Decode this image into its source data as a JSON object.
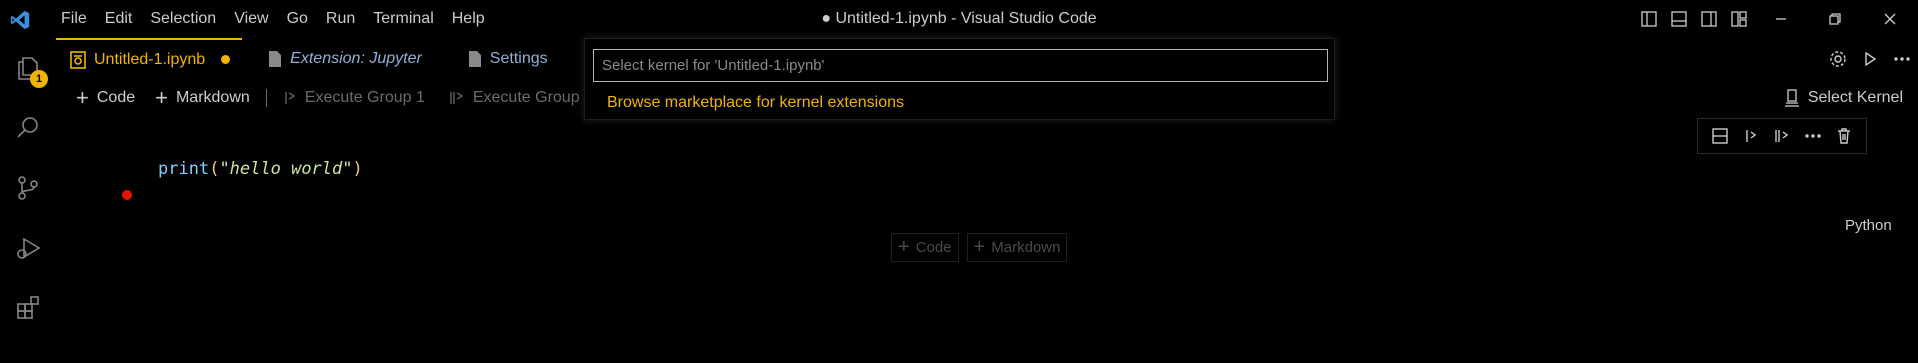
{
  "titlebar": {
    "menu": [
      "File",
      "Edit",
      "Selection",
      "View",
      "Go",
      "Run",
      "Terminal",
      "Help"
    ],
    "window_title": "● Untitled-1.ipynb - Visual Studio Code"
  },
  "activitybar": {
    "explorer_badge": "1"
  },
  "tabs": [
    {
      "label": "Untitled-1.ipynb",
      "icon": "notebook-icon"
    },
    {
      "label": "Extension: Jupyter",
      "icon": "file-icon"
    },
    {
      "label": "Settings",
      "icon": "file-icon"
    }
  ],
  "toolbar": {
    "add_code": "Code",
    "add_markdown": "Markdown",
    "execute_group_1": "Execute Group 1",
    "execute_group_2": "Execute Group",
    "select_kernel": "Select Kernel"
  },
  "cell": {
    "code_fn": "print",
    "code_open": "(",
    "code_str": "\"hello world\"",
    "code_close": ")",
    "language": "Python"
  },
  "insert": {
    "code": "Code",
    "markdown": "Markdown"
  },
  "quickpick": {
    "placeholder": "Select kernel for 'Untitled-1.ipynb'",
    "item": "Browse marketplace for kernel extensions"
  },
  "colors": {
    "accent": "#f0b400",
    "error_dot": "#e51400",
    "background": "#000000"
  }
}
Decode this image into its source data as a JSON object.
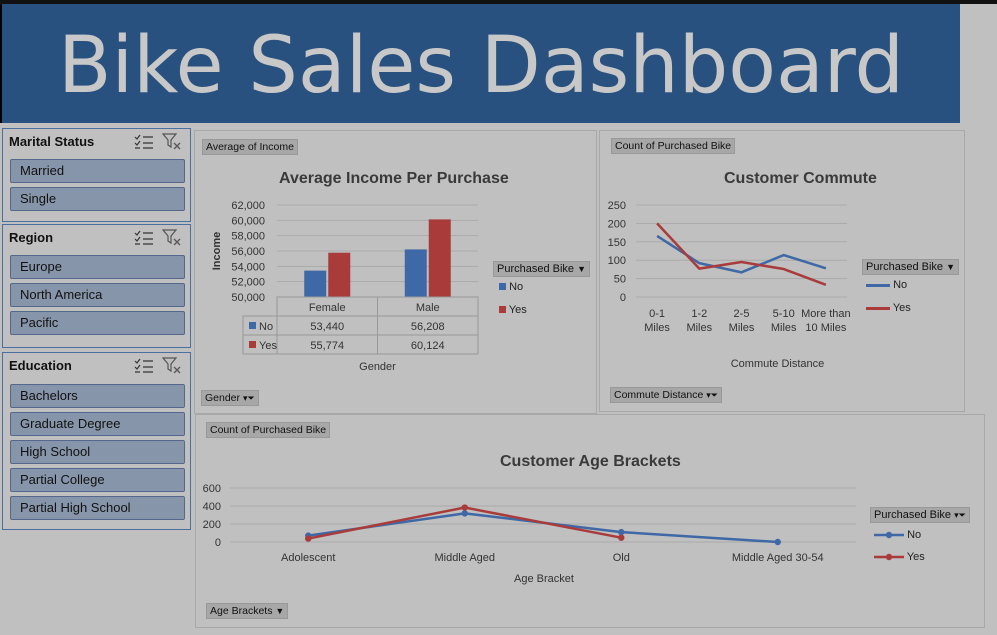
{
  "dashboard": {
    "title": "Bike Sales Dashboard"
  },
  "slicers": {
    "marital": {
      "title": "Marital Status",
      "items": [
        "Married",
        "Single"
      ]
    },
    "region": {
      "title": "Region",
      "items": [
        "Europe",
        "North America",
        "Pacific"
      ]
    },
    "education": {
      "title": "Education",
      "items": [
        "Bachelors",
        "Graduate Degree",
        "High School",
        "Partial College",
        "Partial High School"
      ]
    }
  },
  "income_chart": {
    "value_field": "Average of Income",
    "axis_field": "Gender",
    "legend_field": "Purchased Bike",
    "legend": [
      "No",
      "Yes"
    ]
  },
  "commute_chart": {
    "value_field": "Count of Purchased Bike",
    "axis_field": "Commute Distance",
    "legend_field": "Purchased Bike",
    "legend": [
      "No",
      "Yes"
    ]
  },
  "age_chart": {
    "value_field": "Count of Purchased Bike",
    "axis_field": "Age Brackets",
    "legend_field": "Purchased Bike",
    "legend": [
      "No",
      "Yes"
    ]
  },
  "colors": {
    "no": "#3f68a6",
    "yes": "#a93b3b",
    "banner": "#29517f"
  },
  "chart_data": [
    {
      "type": "bar",
      "title": "Average Income Per Purchase",
      "xlabel": "Gender",
      "ylabel": "Income",
      "categories": [
        "Female",
        "Male"
      ],
      "series": [
        {
          "name": "No",
          "values": [
            53440,
            56208
          ]
        },
        {
          "name": "Yes",
          "values": [
            55774,
            60124
          ]
        }
      ],
      "table": [
        [
          "53,440",
          "56,208"
        ],
        [
          "55,774",
          "60,124"
        ]
      ],
      "yticks": [
        "50,000",
        "52,000",
        "54,000",
        "56,000",
        "58,000",
        "60,000",
        "62,000"
      ],
      "ylim": [
        50000,
        62000
      ],
      "grid": true,
      "legend_position": "right"
    },
    {
      "type": "line",
      "title": "Customer Commute",
      "xlabel": "Commute Distance",
      "ylabel": "",
      "categories": [
        "0-1 Miles",
        "1-2 Miles",
        "2-5 Miles",
        "5-10 Miles",
        "More than 10 Miles"
      ],
      "series": [
        {
          "name": "No",
          "values": [
            166,
            92,
            67,
            114,
            78
          ]
        },
        {
          "name": "Yes",
          "values": [
            200,
            77,
            95,
            76,
            33
          ]
        }
      ],
      "yticks": [
        "0",
        "50",
        "100",
        "150",
        "200",
        "250"
      ],
      "ylim": [
        0,
        250
      ],
      "grid": true,
      "legend_position": "right"
    },
    {
      "type": "line",
      "title": "Customer Age Brackets",
      "xlabel": "Age Bracket",
      "ylabel": "",
      "categories": [
        "Adolescent",
        "Middle Aged",
        "Old",
        "Middle Aged 30-54"
      ],
      "series": [
        {
          "name": "No",
          "values": [
            71,
            318,
            110,
            0
          ]
        },
        {
          "name": "Yes",
          "values": [
            38,
            383,
            48,
            null
          ]
        }
      ],
      "yticks": [
        "0",
        "200",
        "400",
        "600"
      ],
      "ylim": [
        0,
        600
      ],
      "grid": true,
      "legend_position": "right"
    }
  ]
}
++++++
Repeat the material above verbatim. Leave the pictures behind.

Decode this image into its source data as a JSON object.
{
  "titlebar": {
    "menu": [
      "File",
      "Edit",
      "Selection",
      "View",
      "Go",
      "Run",
      "Terminal",
      "Help"
    ],
    "window_title": "● Untitled-1.ipynb - Visual Studio Code"
  },
  "activitybar": {
    "explorer_badge": "1"
  },
  "tabs": [
    {
      "label": "Untitled-1.ipynb",
      "icon": "notebook-icon"
    },
    {
      "label": "Extension: Jupyter",
      "icon": "file-icon"
    },
    {
      "label": "Settings",
      "icon": "file-icon"
    }
  ],
  "toolbar": {
    "add_code": "Code",
    "add_markdown": "Markdown",
    "execute_group_1": "Execute Group 1",
    "execute_group_2": "Execute Group",
    "select_kernel": "Select Kernel"
  },
  "cell": {
    "code_fn": "print",
    "code_open": "(",
    "code_str": "\"hello world\"",
    "code_close": ")",
    "language": "Python"
  },
  "insert": {
    "code": "Code",
    "markdown": "Markdown"
  },
  "quickpick": {
    "placeholder": "Select kernel for 'Untitled-1.ipynb'",
    "item": "Browse marketplace for kernel extensions"
  },
  "colors": {
    "accent": "#f0b400",
    "error_dot": "#e51400",
    "background": "#000000"
  }
}
Decode this image into its source data as a JSON object.
{
  "dashboard": {
    "title": "Bike Sales Dashboard"
  },
  "slicers": {
    "marital": {
      "title": "Marital Status",
      "items": [
        "Married",
        "Single"
      ]
    },
    "region": {
      "title": "Region",
      "items": [
        "Europe",
        "North America",
        "Pacific"
      ]
    },
    "education": {
      "title": "Education",
      "items": [
        "Bachelors",
        "Graduate Degree",
        "High School",
        "Partial College",
        "Partial High School"
      ]
    }
  },
  "income_chart": {
    "value_field": "Average of Income",
    "axis_field": "Gender",
    "legend_field": "Purchased Bike",
    "legend": [
      "No",
      "Yes"
    ]
  },
  "commute_chart": {
    "value_field": "Count of Purchased Bike",
    "axis_field": "Commute Distance",
    "legend_field": "Purchased Bike",
    "legend": [
      "No",
      "Yes"
    ]
  },
  "age_chart": {
    "value_field": "Count of Purchased Bike",
    "axis_field": "Age Brackets",
    "legend_field": "Purchased Bike",
    "legend": [
      "No",
      "Yes"
    ]
  },
  "colors": {
    "no": "#3f68a6",
    "yes": "#a93b3b",
    "banner": "#29517f"
  },
  "chart_data": [
    {
      "type": "bar",
      "title": "Average Income Per Purchase",
      "xlabel": "Gender",
      "ylabel": "Income",
      "categories": [
        "Female",
        "Male"
      ],
      "series": [
        {
          "name": "No",
          "values": [
            53440,
            56208
          ]
        },
        {
          "name": "Yes",
          "values": [
            55774,
            60124
          ]
        }
      ],
      "table": [
        [
          "53,440",
          "56,208"
        ],
        [
          "55,774",
          "60,124"
        ]
      ],
      "yticks": [
        "50,000",
        "52,000",
        "54,000",
        "56,000",
        "58,000",
        "60,000",
        "62,000"
      ],
      "ylim": [
        50000,
        62000
      ],
      "grid": true,
      "legend_position": "right"
    },
    {
      "type": "line",
      "title": "Customer Commute",
      "xlabel": "Commute Distance",
      "ylabel": "",
      "categories": [
        "0-1 Miles",
        "1-2 Miles",
        "2-5 Miles",
        "5-10 Miles",
        "More than 10 Miles"
      ],
      "series": [
        {
          "name": "No",
          "values": [
            166,
            92,
            67,
            114,
            78
          ]
        },
        {
          "name": "Yes",
          "values": [
            200,
            77,
            95,
            76,
            33
          ]
        }
      ],
      "yticks": [
        "0",
        "50",
        "100",
        "150",
        "200",
        "250"
      ],
      "ylim": [
        0,
        250
      ],
      "grid": true,
      "legend_position": "right"
    },
    {
      "type": "line",
      "title": "Customer Age Brackets",
      "xlabel": "Age Bracket",
      "ylabel": "",
      "categories": [
        "Adolescent",
        "Middle Aged",
        "Old",
        "Middle Aged 30-54"
      ],
      "series": [
        {
          "name": "No",
          "values": [
            71,
            318,
            110,
            0
          ]
        },
        {
          "name": "Yes",
          "values": [
            38,
            383,
            48,
            null
          ]
        }
      ],
      "yticks": [
        "0",
        "200",
        "400",
        "600"
      ],
      "ylim": [
        0,
        600
      ],
      "grid": true,
      "legend_position": "right"
    }
  ]
}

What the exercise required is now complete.